━━ GIVEN RECORDS ━━

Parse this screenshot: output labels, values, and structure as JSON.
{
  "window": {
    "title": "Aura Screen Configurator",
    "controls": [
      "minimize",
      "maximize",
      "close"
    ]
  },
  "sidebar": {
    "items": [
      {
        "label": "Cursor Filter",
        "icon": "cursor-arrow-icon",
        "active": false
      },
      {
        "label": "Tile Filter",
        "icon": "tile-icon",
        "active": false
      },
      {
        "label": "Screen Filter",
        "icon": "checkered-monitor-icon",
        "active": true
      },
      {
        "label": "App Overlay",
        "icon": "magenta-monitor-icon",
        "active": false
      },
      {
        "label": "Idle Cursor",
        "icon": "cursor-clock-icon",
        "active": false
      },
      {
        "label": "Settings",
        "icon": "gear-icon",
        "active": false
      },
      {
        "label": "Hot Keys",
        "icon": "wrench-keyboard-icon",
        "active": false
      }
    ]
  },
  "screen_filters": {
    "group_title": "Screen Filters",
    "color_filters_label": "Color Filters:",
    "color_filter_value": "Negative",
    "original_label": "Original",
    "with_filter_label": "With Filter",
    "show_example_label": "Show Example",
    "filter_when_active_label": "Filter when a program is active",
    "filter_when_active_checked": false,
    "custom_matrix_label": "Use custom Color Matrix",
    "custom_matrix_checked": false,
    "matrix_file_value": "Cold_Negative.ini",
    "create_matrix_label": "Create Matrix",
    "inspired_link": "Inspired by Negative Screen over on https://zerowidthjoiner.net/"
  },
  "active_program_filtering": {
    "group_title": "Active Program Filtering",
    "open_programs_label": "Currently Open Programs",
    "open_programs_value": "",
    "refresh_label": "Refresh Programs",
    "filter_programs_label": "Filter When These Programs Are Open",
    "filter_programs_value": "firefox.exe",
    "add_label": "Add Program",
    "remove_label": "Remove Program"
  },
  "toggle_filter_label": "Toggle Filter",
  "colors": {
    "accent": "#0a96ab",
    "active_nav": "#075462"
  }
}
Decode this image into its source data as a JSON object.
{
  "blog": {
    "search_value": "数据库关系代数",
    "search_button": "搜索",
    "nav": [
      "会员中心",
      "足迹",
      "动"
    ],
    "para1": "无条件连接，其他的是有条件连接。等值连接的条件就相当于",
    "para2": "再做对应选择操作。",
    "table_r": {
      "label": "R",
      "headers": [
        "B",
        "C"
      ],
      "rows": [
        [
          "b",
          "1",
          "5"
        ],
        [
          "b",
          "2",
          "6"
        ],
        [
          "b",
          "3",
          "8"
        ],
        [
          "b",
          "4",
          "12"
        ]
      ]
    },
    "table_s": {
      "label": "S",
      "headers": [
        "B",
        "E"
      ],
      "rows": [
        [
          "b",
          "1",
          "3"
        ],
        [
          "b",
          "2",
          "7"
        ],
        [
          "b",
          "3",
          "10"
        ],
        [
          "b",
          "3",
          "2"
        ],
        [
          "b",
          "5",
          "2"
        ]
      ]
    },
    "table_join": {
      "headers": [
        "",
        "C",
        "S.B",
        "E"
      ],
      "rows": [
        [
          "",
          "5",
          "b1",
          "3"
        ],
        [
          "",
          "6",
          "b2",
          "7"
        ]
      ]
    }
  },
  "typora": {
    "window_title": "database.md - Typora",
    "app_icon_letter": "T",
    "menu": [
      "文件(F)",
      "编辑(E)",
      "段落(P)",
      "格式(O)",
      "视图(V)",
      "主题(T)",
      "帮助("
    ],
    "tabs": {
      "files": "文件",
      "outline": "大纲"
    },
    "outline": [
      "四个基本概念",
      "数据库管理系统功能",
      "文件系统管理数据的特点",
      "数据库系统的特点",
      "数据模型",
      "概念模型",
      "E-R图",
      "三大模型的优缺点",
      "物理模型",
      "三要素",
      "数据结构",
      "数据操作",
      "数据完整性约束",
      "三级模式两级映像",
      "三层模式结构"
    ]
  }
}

━━━

STATED TASK :: Transcribe each entry exactly.

THE RESPONSE ::
Parse this screenshot: output labels, values, and structure as JSON.
{
  "window": {
    "title": "Aura Screen Configurator",
    "controls": [
      "minimize",
      "maximize",
      "close"
    ]
  },
  "sidebar": {
    "items": [
      {
        "label": "Cursor Filter",
        "icon": "cursor-arrow-icon",
        "active": false
      },
      {
        "label": "Tile Filter",
        "icon": "tile-icon",
        "active": false
      },
      {
        "label": "Screen Filter",
        "icon": "checkered-monitor-icon",
        "active": true
      },
      {
        "label": "App Overlay",
        "icon": "magenta-monitor-icon",
        "active": false
      },
      {
        "label": "Idle Cursor",
        "icon": "cursor-clock-icon",
        "active": false
      },
      {
        "label": "Settings",
        "icon": "gear-icon",
        "active": false
      },
      {
        "label": "Hot Keys",
        "icon": "wrench-keyboard-icon",
        "active": false
      }
    ]
  },
  "screen_filters": {
    "group_title": "Screen Filters",
    "color_filters_label": "Color Filters:",
    "color_filter_value": "Negative",
    "original_label": "Original",
    "with_filter_label": "With Filter",
    "show_example_label": "Show Example",
    "filter_when_active_label": "Filter when a program is active",
    "filter_when_active_checked": false,
    "custom_matrix_label": "Use custom Color Matrix",
    "custom_matrix_checked": false,
    "matrix_file_value": "Cold_Negative.ini",
    "create_matrix_label": "Create Matrix",
    "inspired_link": "Inspired by Negative Screen over on https://zerowidthjoiner.net/"
  },
  "active_program_filtering": {
    "group_title": "Active Program Filtering",
    "open_programs_label": "Currently Open Programs",
    "open_programs_value": "",
    "refresh_label": "Refresh Programs",
    "filter_programs_label": "Filter When These Programs Are Open",
    "filter_programs_value": "firefox.exe",
    "add_label": "Add Program",
    "remove_label": "Remove Program"
  },
  "toggle_filter_label": "Toggle Filter",
  "colors": {
    "accent": "#0a96ab",
    "active_nav": "#075462"
  }
}
Decode this image into its source data as a JSON object.
{
  "blog": {
    "search_value": "数据库关系代数",
    "search_button": "搜索",
    "nav": [
      "会员中心",
      "足迹",
      "动"
    ],
    "para1": "无条件连接，其他的是有条件连接。等值连接的条件就相当于",
    "para2": "再做对应选择操作。",
    "table_r": {
      "label": "R",
      "headers": [
        "B",
        "C"
      ],
      "rows": [
        [
          "b",
          "1",
          "5"
        ],
        [
          "b",
          "2",
          "6"
        ],
        [
          "b",
          "3",
          "8"
        ],
        [
          "b",
          "4",
          "12"
        ]
      ]
    },
    "table_s": {
      "label": "S",
      "headers": [
        "B",
        "E"
      ],
      "rows": [
        [
          "b",
          "1",
          "3"
        ],
        [
          "b",
          "2",
          "7"
        ],
        [
          "b",
          "3",
          "10"
        ],
        [
          "b",
          "3",
          "2"
        ],
        [
          "b",
          "5",
          "2"
        ]
      ]
    },
    "table_join": {
      "headers": [
        "",
        "C",
        "S.B",
        "E"
      ],
      "rows": [
        [
          "",
          "5",
          "b1",
          "3"
        ],
        [
          "",
          "6",
          "b2",
          "7"
        ]
      ]
    }
  },
  "typora": {
    "window_title": "database.md - Typora",
    "app_icon_letter": "T",
    "menu": [
      "文件(F)",
      "编辑(E)",
      "段落(P)",
      "格式(O)",
      "视图(V)",
      "主题(T)",
      "帮助("
    ],
    "tabs": {
      "files": "文件",
      "outline": "大纲"
    },
    "outline": [
      "四个基本概念",
      "数据库管理系统功能",
      "文件系统管理数据的特点",
      "数据库系统的特点",
      "数据模型",
      "概念模型",
      "E-R图",
      "三大模型的优缺点",
      "物理模型",
      "三要素",
      "数据结构",
      "数据操作",
      "数据完整性约束",
      "三级模式两级映像",
      "三层模式结构"
    ]
  }
}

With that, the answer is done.